:: Exercise aim ::
Pick out each line containing the string "bien".

(Raw records)
· · · ·
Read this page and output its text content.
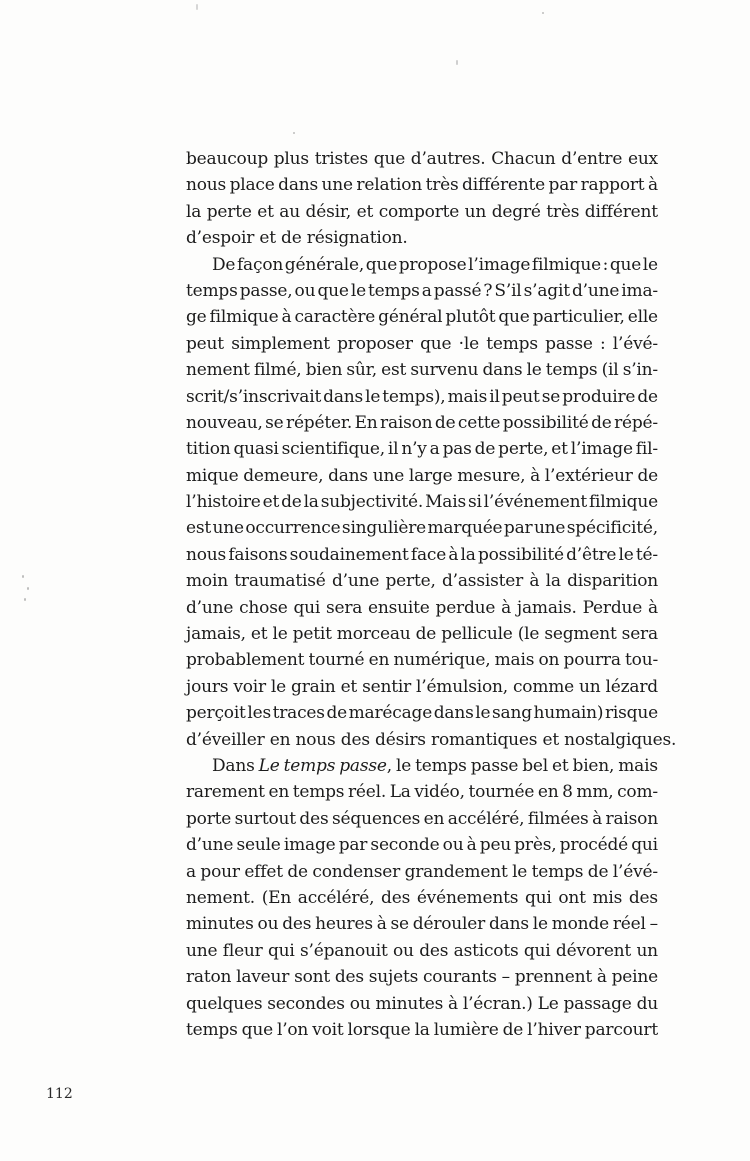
beaucoup plus tristes que d’autres. Chacun d’entre eux
nous place dans une relation très différente par rapport à
la perte et au désir, et comporte un degré très différent
d’espoir et de résignation.
De façon générale, que propose l’image filmique : que le
temps passe, ou que le temps a passé ? S’il s’agit d’une ima-
ge filmique à caractère général plutôt que particulier, elle
peut simplement proposer que ·le temps passe : l’évé-
nement filmé, bien sûr, est survenu dans le temps (il s’in-
scrit/s’inscrivait dans le temps), mais il peut se produire de
nouveau, se répéter. En raison de cette possibilité de répé-
tition quasi scientifique, il n’y a pas de perte, et l’image fil-
mique demeure, dans une large mesure, à l’extérieur de
l’histoire et de la subjectivité. Mais si l’événement filmique
est une occurrence singulière marquée par une spécificité,
nous faisons soudainement face à la possibilité d’être le té-
moin traumatisé d’une perte, d’assister à la disparition
d’une chose qui sera ensuite perdue à jamais. Perdue à
jamais, et le petit morceau de pellicule (le segment sera
probablement tourné en numérique, mais on pourra tou-
jours voir le grain et sentir l’émulsion, comme un lézard
perçoit les traces de marécage dans le sang humain) risque
d’éveiller en nous des désirs romantiques et nostalgiques.
Dans Le temps passe, le temps passe bel et bien, mais
rarement en temps réel. La vidéo, tournée en 8 mm, com-
porte surtout des séquences en accéléré, filmées à raison
d’une seule image par seconde ou à peu près, procédé qui
a pour effet de condenser grandement le temps de l’évé-
nement. (En accéléré, des événements qui ont mis des
minutes ou des heures à se dérouler dans le monde réel –
une fleur qui s’épanouit ou des asticots qui dévorent un
raton laveur sont des sujets courants – prennent à peine
quelques secondes ou minutes à l’écran.) Le passage du
temps que l’on voit lorsque la lumière de l’hiver parcourt
112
· · · ·
:: The answer ::
nement filmé, bien sûr, est survenu dans le temps (il s’in-
Dans Le temps passe, le temps passe bel et bien, mais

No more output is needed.